* Direction:
Find the lines holding the string "title" in the data, then copy all of them.

[Some records]
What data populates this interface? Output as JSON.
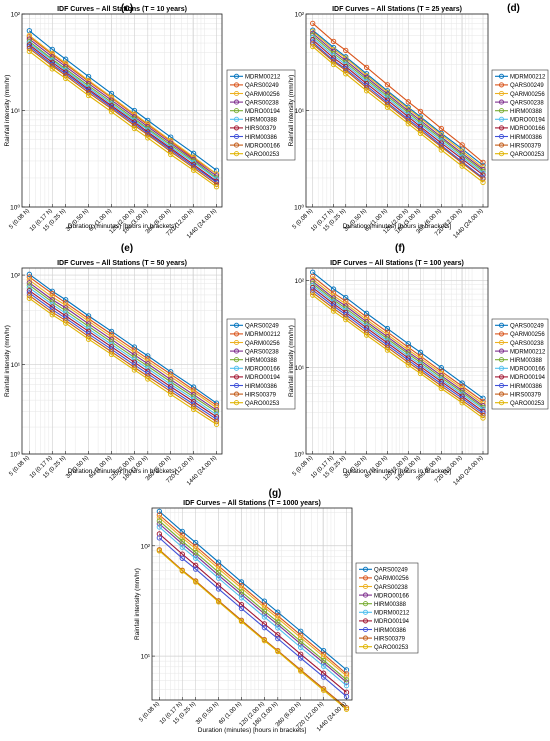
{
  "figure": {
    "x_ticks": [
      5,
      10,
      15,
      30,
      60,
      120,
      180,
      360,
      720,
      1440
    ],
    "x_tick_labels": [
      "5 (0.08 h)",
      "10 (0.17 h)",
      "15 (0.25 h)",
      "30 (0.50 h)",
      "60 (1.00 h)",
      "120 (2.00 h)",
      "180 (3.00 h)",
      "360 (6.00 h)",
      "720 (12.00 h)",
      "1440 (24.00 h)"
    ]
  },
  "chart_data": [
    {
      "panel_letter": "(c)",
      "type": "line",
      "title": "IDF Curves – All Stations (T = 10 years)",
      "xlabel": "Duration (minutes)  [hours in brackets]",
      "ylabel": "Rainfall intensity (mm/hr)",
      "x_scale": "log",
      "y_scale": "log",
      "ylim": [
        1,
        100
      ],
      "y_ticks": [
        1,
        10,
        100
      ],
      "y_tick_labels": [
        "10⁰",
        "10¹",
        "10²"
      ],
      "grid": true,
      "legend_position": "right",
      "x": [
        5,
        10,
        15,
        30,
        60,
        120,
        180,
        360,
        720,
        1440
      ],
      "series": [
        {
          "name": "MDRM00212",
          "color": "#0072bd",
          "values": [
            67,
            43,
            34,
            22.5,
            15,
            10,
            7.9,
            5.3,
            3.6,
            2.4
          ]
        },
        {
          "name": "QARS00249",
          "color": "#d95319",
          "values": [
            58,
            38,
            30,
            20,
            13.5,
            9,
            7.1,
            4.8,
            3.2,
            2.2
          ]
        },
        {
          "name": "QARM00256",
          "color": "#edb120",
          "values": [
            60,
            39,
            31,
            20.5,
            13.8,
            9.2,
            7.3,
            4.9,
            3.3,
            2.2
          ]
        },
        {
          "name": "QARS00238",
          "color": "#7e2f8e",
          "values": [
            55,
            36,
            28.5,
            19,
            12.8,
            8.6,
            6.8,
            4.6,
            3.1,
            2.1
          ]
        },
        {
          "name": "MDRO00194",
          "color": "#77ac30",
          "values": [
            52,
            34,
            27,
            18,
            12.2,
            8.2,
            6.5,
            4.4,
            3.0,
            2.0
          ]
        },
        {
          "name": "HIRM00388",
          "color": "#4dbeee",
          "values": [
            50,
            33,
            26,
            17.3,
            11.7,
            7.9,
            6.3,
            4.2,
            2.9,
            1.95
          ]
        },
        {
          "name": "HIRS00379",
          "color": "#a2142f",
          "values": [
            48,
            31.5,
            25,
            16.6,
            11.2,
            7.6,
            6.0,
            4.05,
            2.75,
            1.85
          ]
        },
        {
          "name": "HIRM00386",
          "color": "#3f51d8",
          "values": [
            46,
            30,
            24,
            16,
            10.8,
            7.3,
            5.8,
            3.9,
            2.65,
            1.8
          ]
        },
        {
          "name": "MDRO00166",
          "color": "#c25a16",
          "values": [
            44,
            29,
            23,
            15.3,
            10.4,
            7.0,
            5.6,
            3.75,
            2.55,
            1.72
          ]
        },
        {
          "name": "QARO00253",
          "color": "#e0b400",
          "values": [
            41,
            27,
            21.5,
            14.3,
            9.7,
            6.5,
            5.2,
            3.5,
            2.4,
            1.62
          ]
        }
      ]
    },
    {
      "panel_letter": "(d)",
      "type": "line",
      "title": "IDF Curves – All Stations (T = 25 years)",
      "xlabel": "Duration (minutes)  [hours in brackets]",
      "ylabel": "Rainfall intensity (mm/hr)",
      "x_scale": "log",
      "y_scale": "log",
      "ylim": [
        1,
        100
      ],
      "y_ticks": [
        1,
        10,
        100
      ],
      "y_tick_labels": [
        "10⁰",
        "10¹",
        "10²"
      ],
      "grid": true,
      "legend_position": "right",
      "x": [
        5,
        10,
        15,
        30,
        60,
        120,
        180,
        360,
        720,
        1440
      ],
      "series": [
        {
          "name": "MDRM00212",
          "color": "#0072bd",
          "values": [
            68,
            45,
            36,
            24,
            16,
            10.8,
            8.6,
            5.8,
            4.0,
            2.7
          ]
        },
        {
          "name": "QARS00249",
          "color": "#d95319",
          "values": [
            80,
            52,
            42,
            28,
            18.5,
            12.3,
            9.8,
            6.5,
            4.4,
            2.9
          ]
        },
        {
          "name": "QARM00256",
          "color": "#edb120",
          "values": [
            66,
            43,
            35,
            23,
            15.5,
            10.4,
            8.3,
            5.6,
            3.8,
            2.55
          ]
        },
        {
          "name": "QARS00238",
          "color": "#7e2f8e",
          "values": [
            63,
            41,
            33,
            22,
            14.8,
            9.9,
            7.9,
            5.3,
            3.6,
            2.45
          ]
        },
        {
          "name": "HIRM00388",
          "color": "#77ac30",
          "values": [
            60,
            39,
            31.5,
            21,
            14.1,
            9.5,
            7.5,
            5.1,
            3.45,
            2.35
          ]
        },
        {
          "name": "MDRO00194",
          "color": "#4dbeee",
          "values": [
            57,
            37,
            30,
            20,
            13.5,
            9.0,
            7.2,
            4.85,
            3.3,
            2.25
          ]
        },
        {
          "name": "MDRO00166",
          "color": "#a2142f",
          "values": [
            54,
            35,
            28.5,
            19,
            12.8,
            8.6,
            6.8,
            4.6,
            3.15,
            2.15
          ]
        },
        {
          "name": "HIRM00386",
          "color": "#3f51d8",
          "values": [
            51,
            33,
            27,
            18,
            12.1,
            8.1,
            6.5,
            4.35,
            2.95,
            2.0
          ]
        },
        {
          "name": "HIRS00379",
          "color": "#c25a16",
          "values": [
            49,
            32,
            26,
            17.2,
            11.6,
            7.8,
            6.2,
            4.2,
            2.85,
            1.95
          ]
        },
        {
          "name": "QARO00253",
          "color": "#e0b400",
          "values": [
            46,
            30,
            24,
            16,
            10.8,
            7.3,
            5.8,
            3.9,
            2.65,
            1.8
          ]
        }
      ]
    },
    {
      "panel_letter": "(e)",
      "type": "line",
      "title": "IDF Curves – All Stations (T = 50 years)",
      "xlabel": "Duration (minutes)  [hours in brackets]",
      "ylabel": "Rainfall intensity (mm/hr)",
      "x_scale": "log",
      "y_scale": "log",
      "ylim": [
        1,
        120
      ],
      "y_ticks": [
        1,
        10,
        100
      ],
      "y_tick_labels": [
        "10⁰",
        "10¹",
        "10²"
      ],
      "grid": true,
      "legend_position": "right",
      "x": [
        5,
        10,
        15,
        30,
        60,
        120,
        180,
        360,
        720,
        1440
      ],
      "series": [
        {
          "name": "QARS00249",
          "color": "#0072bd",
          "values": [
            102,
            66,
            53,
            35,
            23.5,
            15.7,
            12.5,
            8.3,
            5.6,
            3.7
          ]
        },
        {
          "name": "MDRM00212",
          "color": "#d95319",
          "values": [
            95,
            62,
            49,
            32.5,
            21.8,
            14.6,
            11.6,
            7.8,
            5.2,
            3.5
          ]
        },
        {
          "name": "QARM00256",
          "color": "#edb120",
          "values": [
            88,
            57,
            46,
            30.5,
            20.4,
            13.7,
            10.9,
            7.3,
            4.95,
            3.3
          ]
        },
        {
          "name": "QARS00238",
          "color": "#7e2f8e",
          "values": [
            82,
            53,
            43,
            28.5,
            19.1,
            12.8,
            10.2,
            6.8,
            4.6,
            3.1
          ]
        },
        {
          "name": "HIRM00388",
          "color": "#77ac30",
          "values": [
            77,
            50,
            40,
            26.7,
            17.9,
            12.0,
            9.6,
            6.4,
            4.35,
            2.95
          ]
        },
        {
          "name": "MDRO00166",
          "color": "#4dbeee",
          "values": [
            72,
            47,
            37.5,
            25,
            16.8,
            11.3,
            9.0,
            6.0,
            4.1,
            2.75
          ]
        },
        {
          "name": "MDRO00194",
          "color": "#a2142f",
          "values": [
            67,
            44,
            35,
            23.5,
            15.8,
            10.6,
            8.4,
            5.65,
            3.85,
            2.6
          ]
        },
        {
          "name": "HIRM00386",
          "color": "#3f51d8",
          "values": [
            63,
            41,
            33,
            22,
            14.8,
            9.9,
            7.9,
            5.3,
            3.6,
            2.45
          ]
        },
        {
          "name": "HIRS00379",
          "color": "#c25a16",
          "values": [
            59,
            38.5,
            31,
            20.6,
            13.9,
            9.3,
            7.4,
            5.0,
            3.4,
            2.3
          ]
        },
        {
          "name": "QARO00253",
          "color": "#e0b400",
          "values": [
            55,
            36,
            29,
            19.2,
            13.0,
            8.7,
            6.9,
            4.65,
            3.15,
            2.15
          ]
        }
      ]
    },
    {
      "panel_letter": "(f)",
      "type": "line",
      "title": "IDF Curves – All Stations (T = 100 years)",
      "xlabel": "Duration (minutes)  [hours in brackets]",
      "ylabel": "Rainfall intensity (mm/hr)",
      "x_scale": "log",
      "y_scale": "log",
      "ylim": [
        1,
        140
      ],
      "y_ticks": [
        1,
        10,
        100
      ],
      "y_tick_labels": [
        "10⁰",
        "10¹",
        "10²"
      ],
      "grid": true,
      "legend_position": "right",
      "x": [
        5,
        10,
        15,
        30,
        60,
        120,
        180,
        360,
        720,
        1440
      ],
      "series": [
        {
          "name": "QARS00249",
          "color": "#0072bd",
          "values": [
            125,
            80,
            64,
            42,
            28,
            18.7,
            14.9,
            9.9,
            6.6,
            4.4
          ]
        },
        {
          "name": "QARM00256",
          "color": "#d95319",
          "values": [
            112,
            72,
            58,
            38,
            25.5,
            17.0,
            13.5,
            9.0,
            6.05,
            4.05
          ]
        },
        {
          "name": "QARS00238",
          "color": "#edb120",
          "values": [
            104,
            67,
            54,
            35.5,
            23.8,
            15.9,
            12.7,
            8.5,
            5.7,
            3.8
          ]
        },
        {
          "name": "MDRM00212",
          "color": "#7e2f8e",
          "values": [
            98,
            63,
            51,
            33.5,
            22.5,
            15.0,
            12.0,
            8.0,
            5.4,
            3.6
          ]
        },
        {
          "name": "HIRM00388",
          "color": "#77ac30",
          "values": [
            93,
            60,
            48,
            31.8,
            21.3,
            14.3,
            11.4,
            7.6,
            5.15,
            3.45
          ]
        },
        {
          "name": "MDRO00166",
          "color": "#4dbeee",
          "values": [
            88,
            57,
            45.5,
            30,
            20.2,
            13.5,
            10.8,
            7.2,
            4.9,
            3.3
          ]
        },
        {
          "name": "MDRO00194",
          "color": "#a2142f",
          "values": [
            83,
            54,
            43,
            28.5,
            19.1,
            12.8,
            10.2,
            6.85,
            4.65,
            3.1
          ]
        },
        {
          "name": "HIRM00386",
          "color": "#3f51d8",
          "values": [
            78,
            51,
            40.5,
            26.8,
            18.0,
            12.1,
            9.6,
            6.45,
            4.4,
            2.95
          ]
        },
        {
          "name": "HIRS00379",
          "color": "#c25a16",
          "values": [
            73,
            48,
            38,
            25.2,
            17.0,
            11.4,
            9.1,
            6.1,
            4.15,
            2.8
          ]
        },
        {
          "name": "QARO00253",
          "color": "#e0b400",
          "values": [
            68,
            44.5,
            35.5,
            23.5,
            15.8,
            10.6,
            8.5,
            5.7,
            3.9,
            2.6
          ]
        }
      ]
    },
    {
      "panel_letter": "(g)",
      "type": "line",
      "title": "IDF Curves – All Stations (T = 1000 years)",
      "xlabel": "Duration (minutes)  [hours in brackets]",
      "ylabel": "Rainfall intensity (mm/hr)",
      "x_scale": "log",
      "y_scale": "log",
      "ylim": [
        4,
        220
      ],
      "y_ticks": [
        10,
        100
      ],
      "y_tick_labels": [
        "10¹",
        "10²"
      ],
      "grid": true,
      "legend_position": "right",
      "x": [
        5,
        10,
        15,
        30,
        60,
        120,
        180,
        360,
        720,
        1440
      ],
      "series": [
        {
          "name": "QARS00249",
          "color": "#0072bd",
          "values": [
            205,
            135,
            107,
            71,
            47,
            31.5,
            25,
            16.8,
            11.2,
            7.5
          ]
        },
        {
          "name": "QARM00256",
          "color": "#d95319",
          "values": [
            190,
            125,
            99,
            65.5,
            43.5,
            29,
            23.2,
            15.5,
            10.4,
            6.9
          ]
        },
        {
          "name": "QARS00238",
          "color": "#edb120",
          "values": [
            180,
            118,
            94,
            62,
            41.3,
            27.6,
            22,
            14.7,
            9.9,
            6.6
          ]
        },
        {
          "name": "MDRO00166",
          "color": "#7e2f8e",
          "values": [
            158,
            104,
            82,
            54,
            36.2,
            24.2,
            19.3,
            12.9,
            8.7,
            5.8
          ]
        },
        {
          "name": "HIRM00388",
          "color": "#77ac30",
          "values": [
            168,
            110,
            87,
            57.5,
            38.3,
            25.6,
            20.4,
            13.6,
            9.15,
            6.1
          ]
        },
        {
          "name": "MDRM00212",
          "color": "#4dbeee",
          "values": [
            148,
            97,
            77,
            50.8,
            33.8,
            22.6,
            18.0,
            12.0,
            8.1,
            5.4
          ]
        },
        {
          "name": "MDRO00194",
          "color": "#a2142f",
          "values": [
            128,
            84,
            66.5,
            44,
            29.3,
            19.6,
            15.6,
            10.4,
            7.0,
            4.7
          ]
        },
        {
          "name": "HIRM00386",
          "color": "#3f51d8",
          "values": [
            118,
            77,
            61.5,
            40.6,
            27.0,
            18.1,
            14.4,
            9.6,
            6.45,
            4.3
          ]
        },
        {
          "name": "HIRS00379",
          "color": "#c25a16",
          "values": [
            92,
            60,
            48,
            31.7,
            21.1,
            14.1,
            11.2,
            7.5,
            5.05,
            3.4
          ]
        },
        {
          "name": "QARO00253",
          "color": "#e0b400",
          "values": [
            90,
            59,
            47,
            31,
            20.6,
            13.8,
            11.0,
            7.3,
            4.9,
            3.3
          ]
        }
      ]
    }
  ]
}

* Final result:
      "title": "IDF Curves – All Stations (T = 10 years)",
      "title": "IDF Curves – All Stations (T = 25 years)",
      "title": "IDF Curves – All Stations (T = 50 years)",
      "title": "IDF Curves – All Stations (T = 100 years)",
      "title": "IDF Curves – All Stations (T = 1000 years)",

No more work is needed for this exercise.